Data for this task ::
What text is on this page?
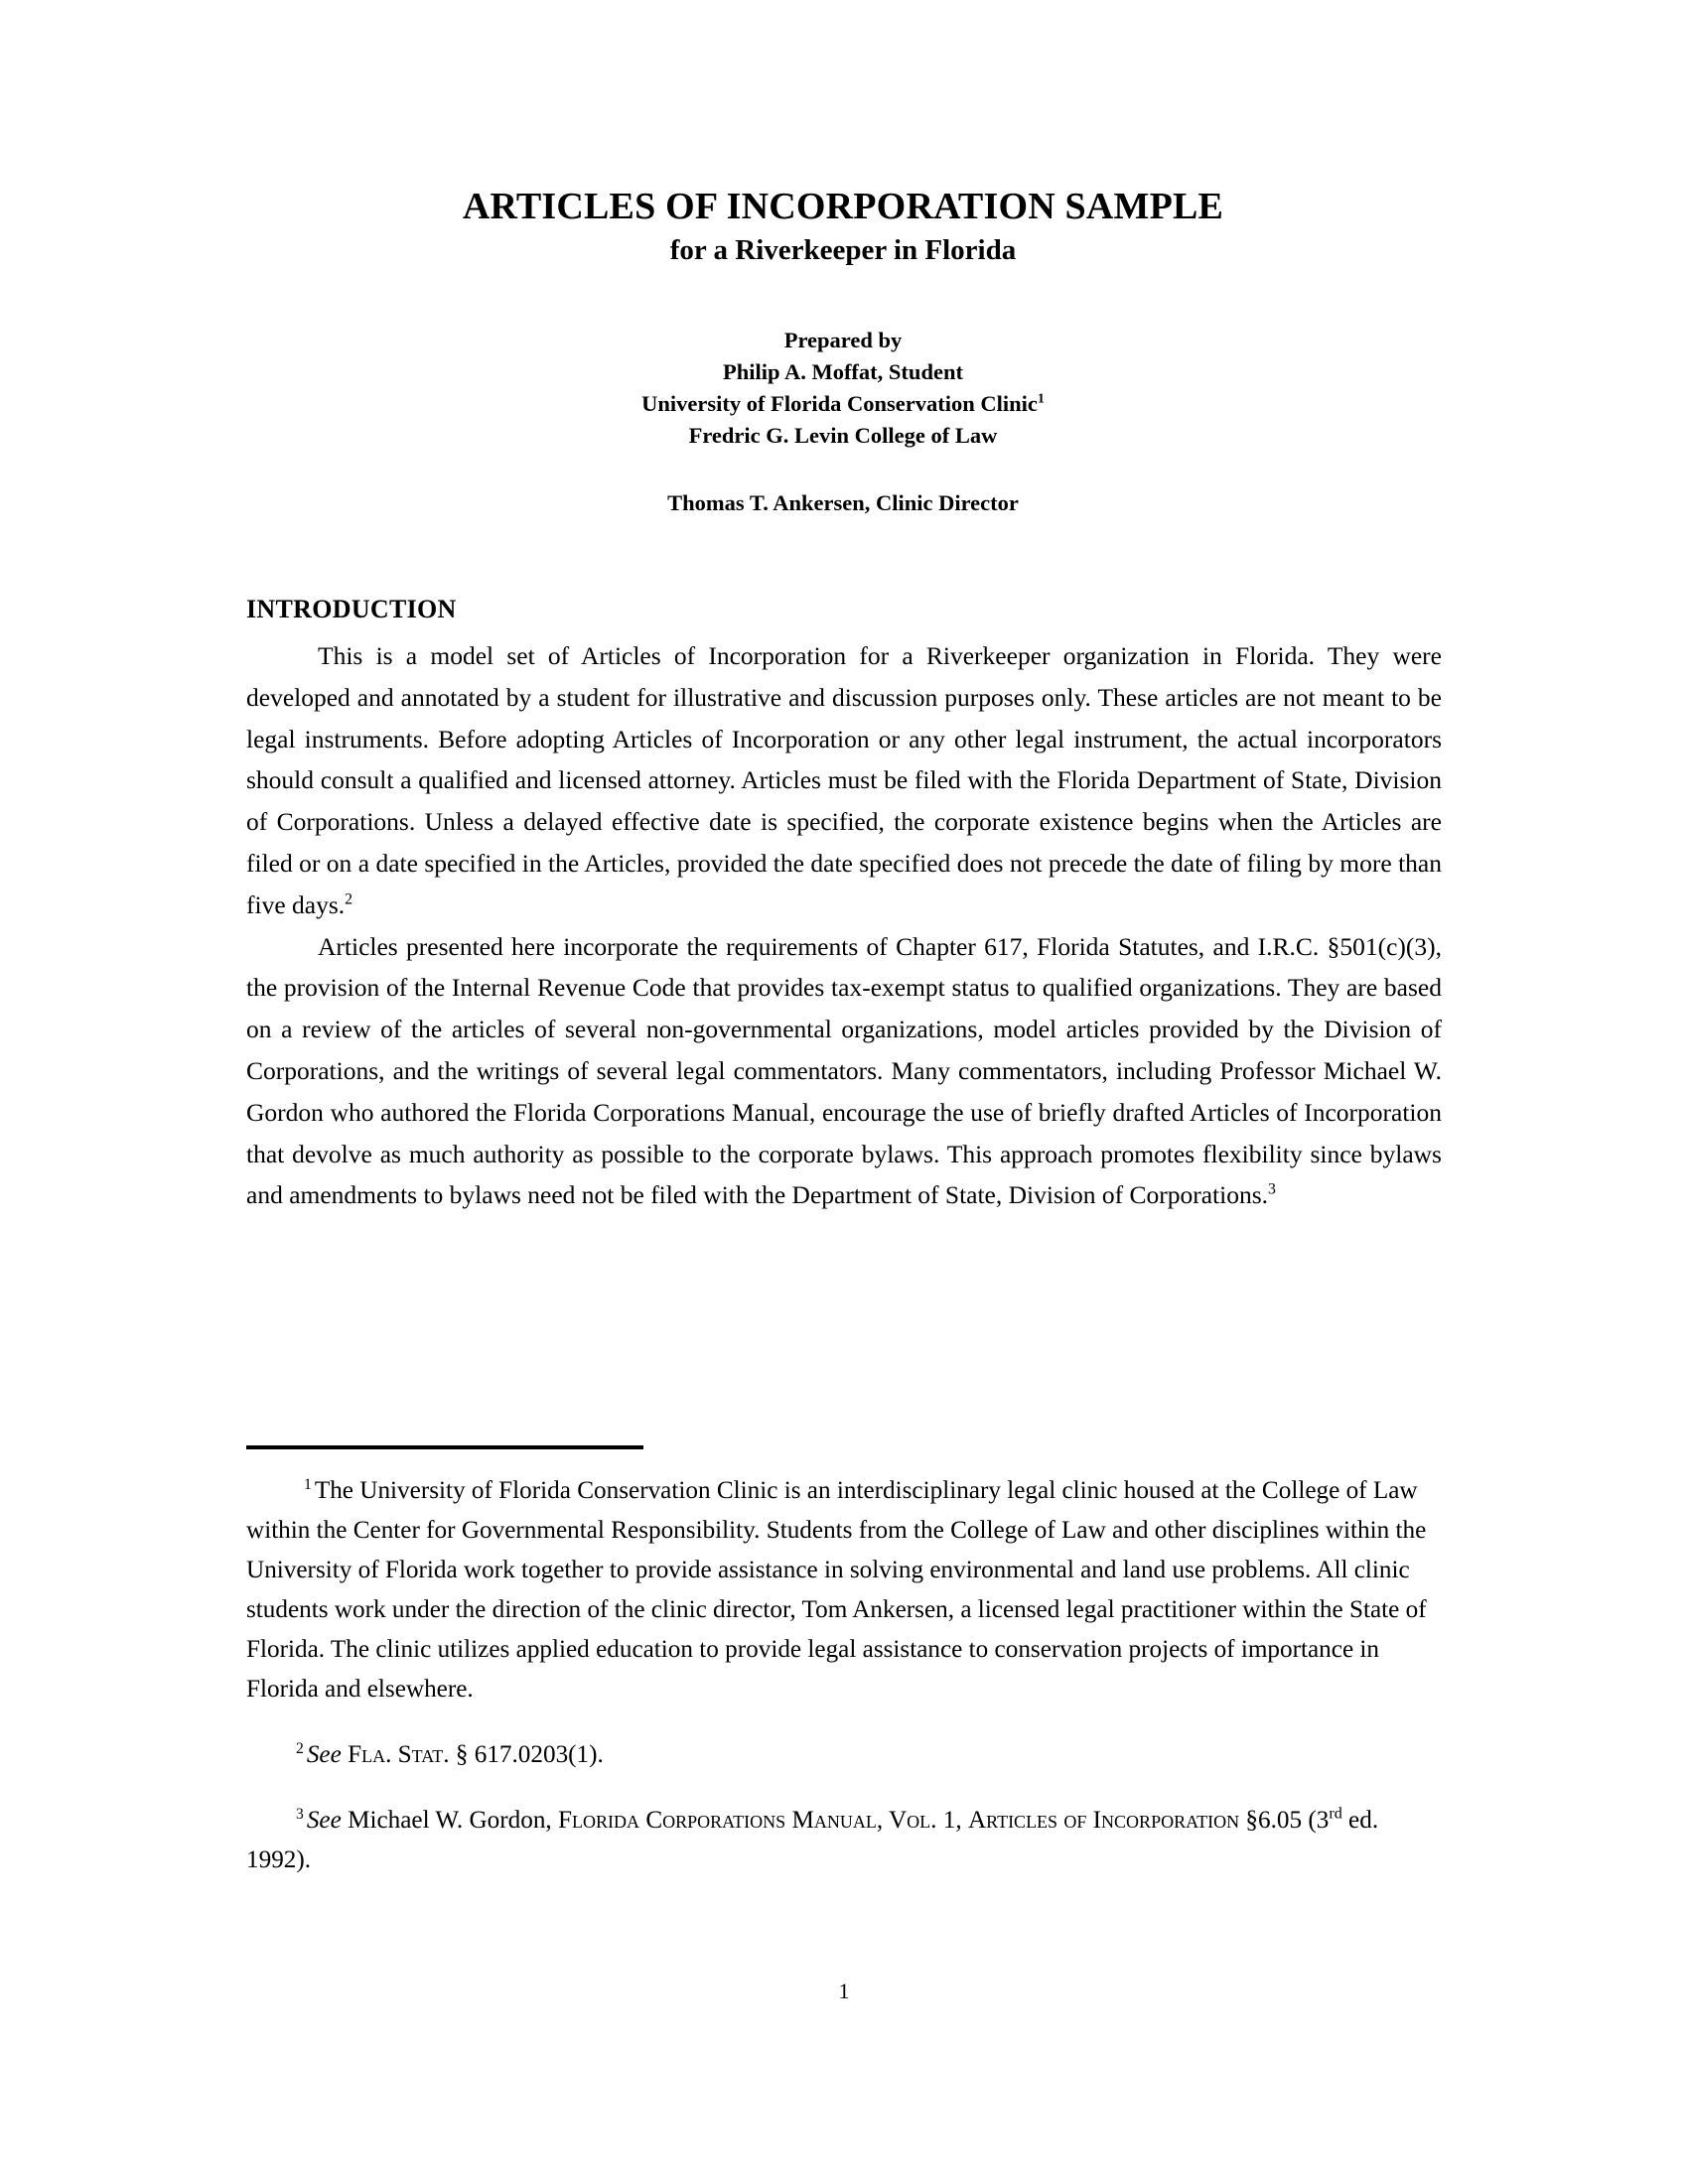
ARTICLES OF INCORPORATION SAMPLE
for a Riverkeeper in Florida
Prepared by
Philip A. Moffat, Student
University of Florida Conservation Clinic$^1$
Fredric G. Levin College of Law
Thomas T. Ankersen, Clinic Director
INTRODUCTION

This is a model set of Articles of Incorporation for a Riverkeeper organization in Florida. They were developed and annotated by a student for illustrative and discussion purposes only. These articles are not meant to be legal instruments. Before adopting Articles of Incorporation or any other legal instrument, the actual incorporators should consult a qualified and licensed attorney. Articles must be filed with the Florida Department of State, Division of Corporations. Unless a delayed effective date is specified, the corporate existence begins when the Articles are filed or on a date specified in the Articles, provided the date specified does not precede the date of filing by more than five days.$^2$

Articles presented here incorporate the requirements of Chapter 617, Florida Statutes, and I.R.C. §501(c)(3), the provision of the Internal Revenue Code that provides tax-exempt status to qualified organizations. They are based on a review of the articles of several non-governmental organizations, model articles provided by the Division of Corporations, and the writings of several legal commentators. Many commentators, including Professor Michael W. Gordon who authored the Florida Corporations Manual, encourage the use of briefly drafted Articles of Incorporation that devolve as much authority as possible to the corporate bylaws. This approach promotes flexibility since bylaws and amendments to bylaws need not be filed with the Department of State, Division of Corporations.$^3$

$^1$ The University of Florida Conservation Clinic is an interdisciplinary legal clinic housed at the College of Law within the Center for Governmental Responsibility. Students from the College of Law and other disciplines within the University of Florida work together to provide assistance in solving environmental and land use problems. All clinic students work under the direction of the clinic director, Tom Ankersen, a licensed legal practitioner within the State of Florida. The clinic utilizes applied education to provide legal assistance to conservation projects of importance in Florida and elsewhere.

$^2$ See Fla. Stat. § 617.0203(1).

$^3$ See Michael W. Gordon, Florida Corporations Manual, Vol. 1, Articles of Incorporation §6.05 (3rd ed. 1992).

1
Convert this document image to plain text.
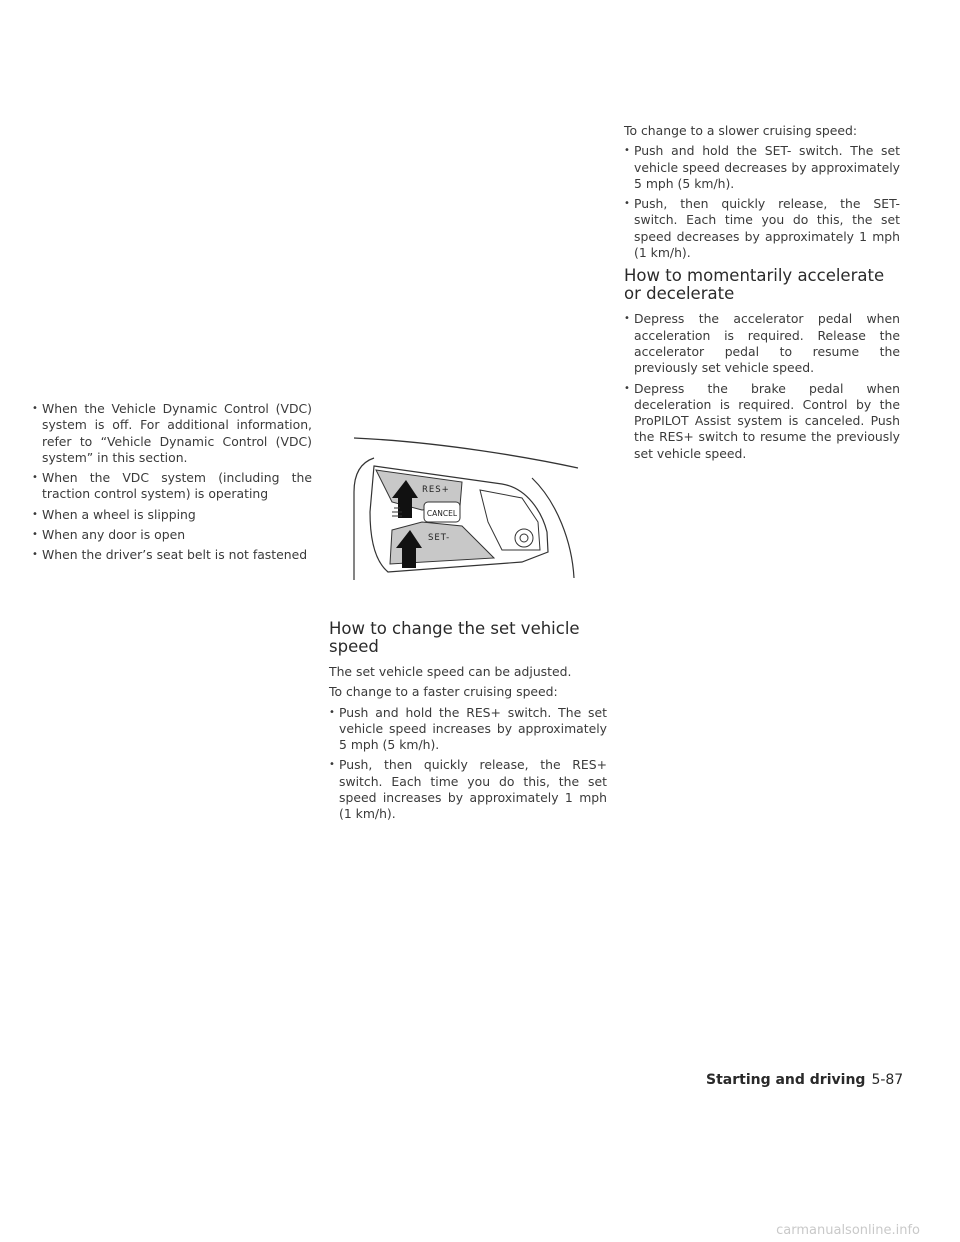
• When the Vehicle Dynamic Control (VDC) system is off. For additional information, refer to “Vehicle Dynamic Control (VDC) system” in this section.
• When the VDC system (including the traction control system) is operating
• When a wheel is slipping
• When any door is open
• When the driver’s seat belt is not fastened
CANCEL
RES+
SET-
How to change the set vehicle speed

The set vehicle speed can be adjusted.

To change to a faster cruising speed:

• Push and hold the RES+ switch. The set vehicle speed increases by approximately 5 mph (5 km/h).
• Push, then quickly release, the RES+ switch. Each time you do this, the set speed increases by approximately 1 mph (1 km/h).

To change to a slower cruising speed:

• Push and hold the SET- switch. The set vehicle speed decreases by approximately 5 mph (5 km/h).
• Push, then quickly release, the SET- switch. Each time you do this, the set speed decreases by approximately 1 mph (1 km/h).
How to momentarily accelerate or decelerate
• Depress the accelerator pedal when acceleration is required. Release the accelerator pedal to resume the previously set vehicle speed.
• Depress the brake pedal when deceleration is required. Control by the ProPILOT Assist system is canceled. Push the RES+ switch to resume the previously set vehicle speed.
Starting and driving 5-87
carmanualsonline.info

Aim of the exercise :: Copy out all the data exactly; skip the pictures.

Exercise result ::
What text is on this page?
ARTICLES OF INCORPORATION SAMPLE
for a Riverkeeper in Florida
Prepared by
Philip A. Moffat, Student
University of Florida Conservation Clinic$^1$
Fredric G. Levin College of Law
Thomas T. Ankersen, Clinic Director
INTRODUCTION

This is a model set of Articles of Incorporation for a Riverkeeper organization in Florida. They were developed and annotated by a student for illustrative and discussion purposes only. These articles are not meant to be legal instruments. Before adopting Articles of Incorporation or any other legal instrument, the actual incorporators should consult a qualified and licensed attorney. Articles must be filed with the Florida Department of State, Division of Corporations. Unless a delayed effective date is specified, the corporate existence begins when the Articles are filed or on a date specified in the Articles, provided the date specified does not precede the date of filing by more than five days.$^2$

Articles presented here incorporate the requirements of Chapter 617, Florida Statutes, and I.R.C. §501(c)(3), the provision of the Internal Revenue Code that provides tax-exempt status to qualified organizations. They are based on a review of the articles of several non-governmental organizations, model articles provided by the Division of Corporations, and the writings of several legal commentators. Many commentators, including Professor Michael W. Gordon who authored the Florida Corporations Manual, encourage the use of briefly drafted Articles of Incorporation that devolve as much authority as possible to the corporate bylaws. This approach promotes flexibility since bylaws and amendments to bylaws need not be filed with the Department of State, Division of Corporations.$^3$

$^1$ The University of Florida Conservation Clinic is an interdisciplinary legal clinic housed at the College of Law within the Center for Governmental Responsibility. Students from the College of Law and other disciplines within the University of Florida work together to provide assistance in solving environmental and land use problems. All clinic students work under the direction of the clinic director, Tom Ankersen, a licensed legal practitioner within the State of Florida. The clinic utilizes applied education to provide legal assistance to conservation projects of importance in Florida and elsewhere.

$^2$ See Fla. Stat. § 617.0203(1).

$^3$ See Michael W. Gordon, Florida Corporations Manual, Vol. 1, Articles of Incorporation §6.05 (3rd ed. 1992).

1
Convert this document image to plain text.
• When the Vehicle Dynamic Control (VDC) system is off. For additional information, refer to “Vehicle Dynamic Control (VDC) system” in this section.
• When the VDC system (including the traction control system) is operating
• When a wheel is slipping
• When any door is open
• When the driver’s seat belt is not fastened
CANCEL
RES+
SET-
How to change the set vehicle speed

The set vehicle speed can be adjusted.

To change to a faster cruising speed:

• Push and hold the RES+ switch. The set vehicle speed increases by approximately 5 mph (5 km/h).
• Push, then quickly release, the RES+ switch. Each time you do this, the set speed increases by approximately 1 mph (1 km/h).

To change to a slower cruising speed:

• Push and hold the SET- switch. The set vehicle speed decreases by approximately 5 mph (5 km/h).
• Push, then quickly release, the SET- switch. Each time you do this, the set speed decreases by approximately 1 mph (1 km/h).
How to momentarily accelerate or decelerate
• Depress the accelerator pedal when acceleration is required. Release the accelerator pedal to resume the previously set vehicle speed.
• Depress the brake pedal when deceleration is required. Control by the ProPILOT Assist system is canceled. Push the RES+ switch to resume the previously set vehicle speed.
Starting and driving 5-87
carmanualsonline.info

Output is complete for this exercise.